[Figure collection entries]
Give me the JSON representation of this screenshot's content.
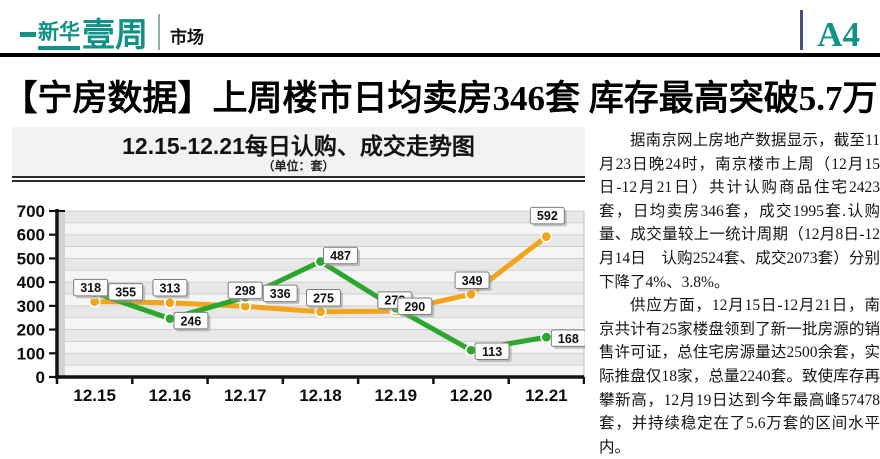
{
  "masthead": {
    "logo_small": "新华",
    "logo_large": "壹周",
    "section_label": "市场",
    "page_number": "A4",
    "brand_color": "#129186"
  },
  "headline": "【宁房数据】上周楼市日均卖房346套 库存最高突破5.7万",
  "article": {
    "paragraphs": [
      "据南京网上房地产数据显示，截至11月23日晚24时，南京楼市上周（12月15日-12月21日）共计认购商品住宅2423套，日均卖房346套，成交1995套.认购量、成交量较上一统计周期（12月8日-12月14日　认购2524套、成交2073套）分别下降了4%、3.8%。",
      "供应方面，12月15日-12月21日，南京共计有25家楼盘领到了新一批房源的销售许可证，总住宅房源量达2500余套，实际推盘仅18家，总量2240套。致使库存再攀新高，12月19日达到今年最高峰57478套，并持续稳定在了5.6万套的区间水平内。"
    ]
  },
  "chart_data": {
    "type": "line",
    "title": "12.15-12.21每日认购、成交走势图",
    "subtitle": "（单位：套）",
    "categories": [
      "12.15",
      "12.16",
      "12.17",
      "12.18",
      "12.19",
      "12.20",
      "12.21"
    ],
    "series": [
      {
        "name": "认购",
        "slug": "subscription-line",
        "color": "#f0a51c",
        "values": [
          318,
          313,
          298,
          275,
          278,
          349,
          592
        ]
      },
      {
        "name": "成交",
        "slug": "transaction-line",
        "color": "#2da62d",
        "values": [
          355,
          246,
          336,
          487,
          290,
          113,
          168
        ]
      }
    ],
    "ylim": [
      0,
      700
    ],
    "ytick_step": 100,
    "band_step": 50,
    "grid": true,
    "legend_position": "none",
    "point_labels_visible": true,
    "label_offsets": [
      [
        [
          -4,
          -14
        ],
        [
          0,
          -15
        ],
        [
          0,
          -16
        ],
        [
          3,
          -14
        ],
        [
          -1,
          -11
        ],
        [
          1,
          -14
        ],
        [
          1,
          -21
        ]
      ],
      [
        [
          31,
          -1
        ],
        [
          21,
          2
        ],
        [
          35,
          -4
        ],
        [
          20,
          -6
        ],
        [
          19,
          -2
        ],
        [
          21,
          1
        ],
        [
          22,
          1
        ]
      ]
    ]
  }
}
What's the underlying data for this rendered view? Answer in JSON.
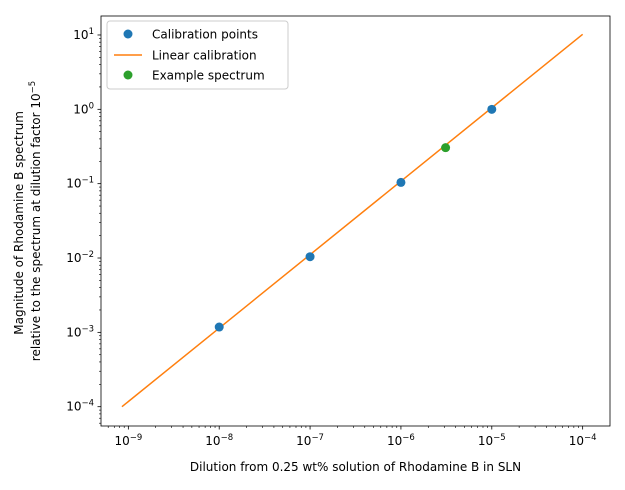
{
  "chart_data": {
    "type": "scatter",
    "xscale": "log",
    "yscale": "log",
    "xlim": [
      5e-10,
      0.0002
    ],
    "ylim": [
      5.5e-05,
      18
    ],
    "xlabel": "Dilution from 0.25 wt% solution of Rhodamine B in SLN",
    "ylabel_line1": "Magnitude of Rhodamine B spectrum",
    "ylabel_line2": "relative to the spectrum at dilution factor 10",
    "ylabel_exp": "−5",
    "x_ticks": [
      {
        "value": 1e-09,
        "base": "10",
        "exp": "−9"
      },
      {
        "value": 1e-08,
        "base": "10",
        "exp": "−8"
      },
      {
        "value": 1e-07,
        "base": "10",
        "exp": "−7"
      },
      {
        "value": 1e-06,
        "base": "10",
        "exp": "−6"
      },
      {
        "value": 1e-05,
        "base": "10",
        "exp": "−5"
      },
      {
        "value": 0.0001,
        "base": "10",
        "exp": "−4"
      }
    ],
    "y_ticks": [
      {
        "value": 0.0001,
        "base": "10",
        "exp": "−4"
      },
      {
        "value": 0.001,
        "base": "10",
        "exp": "−3"
      },
      {
        "value": 0.01,
        "base": "10",
        "exp": "−2"
      },
      {
        "value": 0.1,
        "base": "10",
        "exp": "−1"
      },
      {
        "value": 1,
        "base": "10",
        "exp": "0"
      },
      {
        "value": 10,
        "base": "10",
        "exp": "1"
      }
    ],
    "legend_position": "top-left",
    "series": [
      {
        "name": "Calibration points",
        "kind": "scatter",
        "color": "#1f77b4",
        "points": [
          {
            "x": 1e-08,
            "y": 0.00118
          },
          {
            "x": 1e-07,
            "y": 0.0104
          },
          {
            "x": 1e-06,
            "y": 0.104
          },
          {
            "x": 1e-05,
            "y": 1.0
          }
        ]
      },
      {
        "name": "Linear calibration",
        "kind": "line",
        "color": "#ff7f0e",
        "points": [
          {
            "x": 8.5e-10,
            "y": 0.0001
          },
          {
            "x": 0.0001,
            "y": 10.2
          }
        ]
      },
      {
        "name": "Example spectrum",
        "kind": "scatter",
        "color": "#2ca02c",
        "points": [
          {
            "x": 3.1e-06,
            "y": 0.305
          }
        ]
      }
    ]
  }
}
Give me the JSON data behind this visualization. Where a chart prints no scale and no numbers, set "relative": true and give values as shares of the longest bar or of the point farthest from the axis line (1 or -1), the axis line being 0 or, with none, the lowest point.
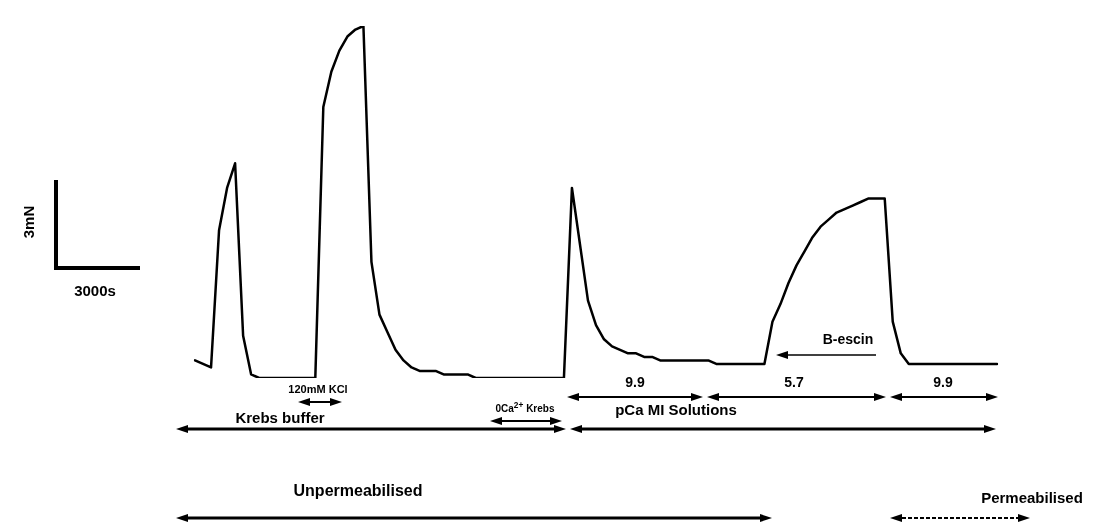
{
  "chart_data": {
    "type": "line",
    "relative": true,
    "marker": "none",
    "grid": false,
    "legend": false,
    "categories": [
      null,
      null,
      null,
      null,
      null,
      null,
      null,
      null,
      null,
      null,
      null,
      null,
      null,
      null,
      null,
      null,
      null,
      null,
      null,
      null,
      null,
      null,
      null,
      null,
      null,
      null,
      null,
      null,
      null,
      null,
      null,
      null,
      null,
      null,
      null,
      null,
      null,
      null,
      null,
      null,
      null,
      null,
      null,
      null,
      null,
      null,
      null,
      null,
      null,
      null,
      null,
      null,
      null,
      null,
      null,
      null,
      null,
      null,
      null,
      null,
      null,
      null,
      null,
      null,
      null,
      null,
      null,
      null,
      null,
      null,
      null,
      null,
      null,
      null,
      null,
      null,
      null,
      null,
      null,
      null,
      null,
      null,
      null,
      null,
      null,
      null,
      null,
      null,
      null,
      null,
      null,
      null,
      null,
      null,
      null,
      null,
      null,
      null,
      null,
      null,
      null
    ],
    "series": [
      {
        "color": "#000000",
        "values": [
          0.05,
          0.04,
          0.03,
          0.42,
          0.54,
          0.61,
          0.12,
          0.01,
          0,
          0,
          0,
          0,
          0,
          0,
          0,
          0,
          0.77,
          0.87,
          0.93,
          0.97,
          0.99,
          1,
          0.33,
          0.18,
          0.13,
          0.08,
          0.05,
          0.03,
          0.02,
          0.02,
          0.02,
          0.01,
          0.01,
          0.01,
          0.01,
          0,
          0,
          0,
          0,
          0,
          0,
          0,
          0,
          0,
          0,
          0,
          0,
          0.54,
          0.38,
          0.22,
          0.15,
          0.11,
          0.09,
          0.08,
          0.07,
          0.07,
          0.06,
          0.06,
          0.05,
          0.05,
          0.05,
          0.05,
          0.05,
          0.05,
          0.05,
          0.04,
          0.04,
          0.04,
          0.04,
          0.04,
          0.04,
          0.04,
          0.16,
          0.21,
          0.27,
          0.32,
          0.36,
          0.4,
          0.43,
          0.45,
          0.47,
          0.48,
          0.49,
          0.5,
          0.51,
          0.51,
          0.51,
          0.16,
          0.07,
          0.04,
          0.04,
          0.04,
          0.04,
          0.04,
          0.04,
          0.04,
          0.04,
          0.04,
          0.04,
          0.04,
          0.04
        ]
      }
    ],
    "annotations": [
      "3mN",
      "3000s",
      "120mM KCl",
      "0Ca$^{2+}$ Krebs",
      "Krebs buffer",
      "pCa MI Solutions",
      "9.9",
      "5.7",
      "9.9",
      "B-escin",
      "Unpermeabilised",
      "Permeabilised"
    ]
  }
}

■ DESCRIPTION OF THE TASK ■
Go back to the records above and write them out exactly, without the pictures.

■ SOLUTION TO THIS EXERCISE ■
Give me the JSON representation of this screenshot's content.
{
  "masthead": {
    "logo_small": "新华",
    "logo_large": "壹周",
    "section_label": "市场",
    "page_number": "A4",
    "brand_color": "#129186"
  },
  "headline": "【宁房数据】上周楼市日均卖房346套 库存最高突破5.7万",
  "article": {
    "paragraphs": [
      "据南京网上房地产数据显示，截至11月23日晚24时，南京楼市上周（12月15日-12月21日）共计认购商品住宅2423套，日均卖房346套，成交1995套.认购量、成交量较上一统计周期（12月8日-12月14日　认购2524套、成交2073套）分别下降了4%、3.8%。",
      "供应方面，12月15日-12月21日，南京共计有25家楼盘领到了新一批房源的销售许可证，总住宅房源量达2500余套，实际推盘仅18家，总量2240套。致使库存再攀新高，12月19日达到今年最高峰57478套，并持续稳定在了5.6万套的区间水平内。"
    ]
  },
  "chart_data": {
    "type": "line",
    "title": "12.15-12.21每日认购、成交走势图",
    "subtitle": "（单位：套）",
    "categories": [
      "12.15",
      "12.16",
      "12.17",
      "12.18",
      "12.19",
      "12.20",
      "12.21"
    ],
    "series": [
      {
        "name": "认购",
        "slug": "subscription-line",
        "color": "#f0a51c",
        "values": [
          318,
          313,
          298,
          275,
          278,
          349,
          592
        ]
      },
      {
        "name": "成交",
        "slug": "transaction-line",
        "color": "#2da62d",
        "values": [
          355,
          246,
          336,
          487,
          290,
          113,
          168
        ]
      }
    ],
    "ylim": [
      0,
      700
    ],
    "ytick_step": 100,
    "band_step": 50,
    "grid": true,
    "legend_position": "none",
    "point_labels_visible": true,
    "label_offsets": [
      [
        [
          -4,
          -14
        ],
        [
          0,
          -15
        ],
        [
          0,
          -16
        ],
        [
          3,
          -14
        ],
        [
          -1,
          -11
        ],
        [
          1,
          -14
        ],
        [
          1,
          -21
        ]
      ],
      [
        [
          31,
          -1
        ],
        [
          21,
          2
        ],
        [
          35,
          -4
        ],
        [
          20,
          -6
        ],
        [
          19,
          -2
        ],
        [
          21,
          1
        ],
        [
          22,
          1
        ]
      ]
    ]
  }
}
What's the underlying data for this rendered view? Answer in JSON.
{
  "chart_data": {
    "type": "scatter",
    "xscale": "log",
    "yscale": "log",
    "xlim": [
      5e-10,
      0.0002
    ],
    "ylim": [
      5.5e-05,
      18
    ],
    "xlabel": "Dilution from 0.25 wt% solution of Rhodamine B in SLN",
    "ylabel_line1": "Magnitude of Rhodamine B spectrum",
    "ylabel_line2": "relative to the spectrum at dilution factor 10",
    "ylabel_exp": "−5",
    "x_ticks": [
      {
        "value": 1e-09,
        "base": "10",
        "exp": "−9"
      },
      {
        "value": 1e-08,
        "base": "10",
        "exp": "−8"
      },
      {
        "value": 1e-07,
        "base": "10",
        "exp": "−7"
      },
      {
        "value": 1e-06,
        "base": "10",
        "exp": "−6"
      },
      {
        "value": 1e-05,
        "base": "10",
        "exp": "−5"
      },
      {
        "value": 0.0001,
        "base": "10",
        "exp": "−4"
      }
    ],
    "y_ticks": [
      {
        "value": 0.0001,
        "base": "10",
        "exp": "−4"
      },
      {
        "value": 0.001,
        "base": "10",
        "exp": "−3"
      },
      {
        "value": 0.01,
        "base": "10",
        "exp": "−2"
      },
      {
        "value": 0.1,
        "base": "10",
        "exp": "−1"
      },
      {
        "value": 1,
        "base": "10",
        "exp": "0"
      },
      {
        "value": 10,
        "base": "10",
        "exp": "1"
      }
    ],
    "legend_position": "top-left",
    "series": [
      {
        "name": "Calibration points",
        "kind": "scatter",
        "color": "#1f77b4",
        "points": [
          {
            "x": 1e-08,
            "y": 0.00118
          },
          {
            "x": 1e-07,
            "y": 0.0104
          },
          {
            "x": 1e-06,
            "y": 0.104
          },
          {
            "x": 1e-05,
            "y": 1.0
          }
        ]
      },
      {
        "name": "Linear calibration",
        "kind": "line",
        "color": "#ff7f0e",
        "points": [
          {
            "x": 8.5e-10,
            "y": 0.0001
          },
          {
            "x": 0.0001,
            "y": 10.2
          }
        ]
      },
      {
        "name": "Example spectrum",
        "kind": "scatter",
        "color": "#2ca02c",
        "points": [
          {
            "x": 3.1e-06,
            "y": 0.305
          }
        ]
      }
    ]
  }
}
Give me the JSON data behind this visualization. Where a chart prints no scale and no numbers, set "relative": true and give values as shares of the longest bar or of the point farthest from the axis line (1 or -1), the axis line being 0 or, with none, the lowest point.
{
  "chart_data": {
    "type": "line",
    "relative": true,
    "marker": "none",
    "grid": false,
    "legend": false,
    "categories": [
      null,
      null,
      null,
      null,
      null,
      null,
      null,
      null,
      null,
      null,
      null,
      null,
      null,
      null,
      null,
      null,
      null,
      null,
      null,
      null,
      null,
      null,
      null,
      null,
      null,
      null,
      null,
      null,
      null,
      null,
      null,
      null,
      null,
      null,
      null,
      null,
      null,
      null,
      null,
      null,
      null,
      null,
      null,
      null,
      null,
      null,
      null,
      null,
      null,
      null,
      null,
      null,
      null,
      null,
      null,
      null,
      null,
      null,
      null,
      null,
      null,
      null,
      null,
      null,
      null,
      null,
      null,
      null,
      null,
      null,
      null,
      null,
      null,
      null,
      null,
      null,
      null,
      null,
      null,
      null,
      null,
      null,
      null,
      null,
      null,
      null,
      null,
      null,
      null,
      null,
      null,
      null,
      null,
      null,
      null,
      null,
      null,
      null,
      null,
      null,
      null
    ],
    "series": [
      {
        "color": "#000000",
        "values": [
          0.05,
          0.04,
          0.03,
          0.42,
          0.54,
          0.61,
          0.12,
          0.01,
          0,
          0,
          0,
          0,
          0,
          0,
          0,
          0,
          0.77,
          0.87,
          0.93,
          0.97,
          0.99,
          1,
          0.33,
          0.18,
          0.13,
          0.08,
          0.05,
          0.03,
          0.02,
          0.02,
          0.02,
          0.01,
          0.01,
          0.01,
          0.01,
          0,
          0,
          0,
          0,
          0,
          0,
          0,
          0,
          0,
          0,
          0,
          0,
          0.54,
          0.38,
          0.22,
          0.15,
          0.11,
          0.09,
          0.08,
          0.07,
          0.07,
          0.06,
          0.06,
          0.05,
          0.05,
          0.05,
          0.05,
          0.05,
          0.05,
          0.05,
          0.04,
          0.04,
          0.04,
          0.04,
          0.04,
          0.04,
          0.04,
          0.16,
          0.21,
          0.27,
          0.32,
          0.36,
          0.4,
          0.43,
          0.45,
          0.47,
          0.48,
          0.49,
          0.5,
          0.51,
          0.51,
          0.51,
          0.16,
          0.07,
          0.04,
          0.04,
          0.04,
          0.04,
          0.04,
          0.04,
          0.04,
          0.04,
          0.04,
          0.04,
          0.04,
          0.04
        ]
      }
    ],
    "annotations": [
      "3mN",
      "3000s",
      "120mM KCl",
      "0Ca$^{2+}$ Krebs",
      "Krebs buffer",
      "pCa MI Solutions",
      "9.9",
      "5.7",
      "9.9",
      "B-escin",
      "Unpermeabilised",
      "Permeabilised"
    ]
  }
}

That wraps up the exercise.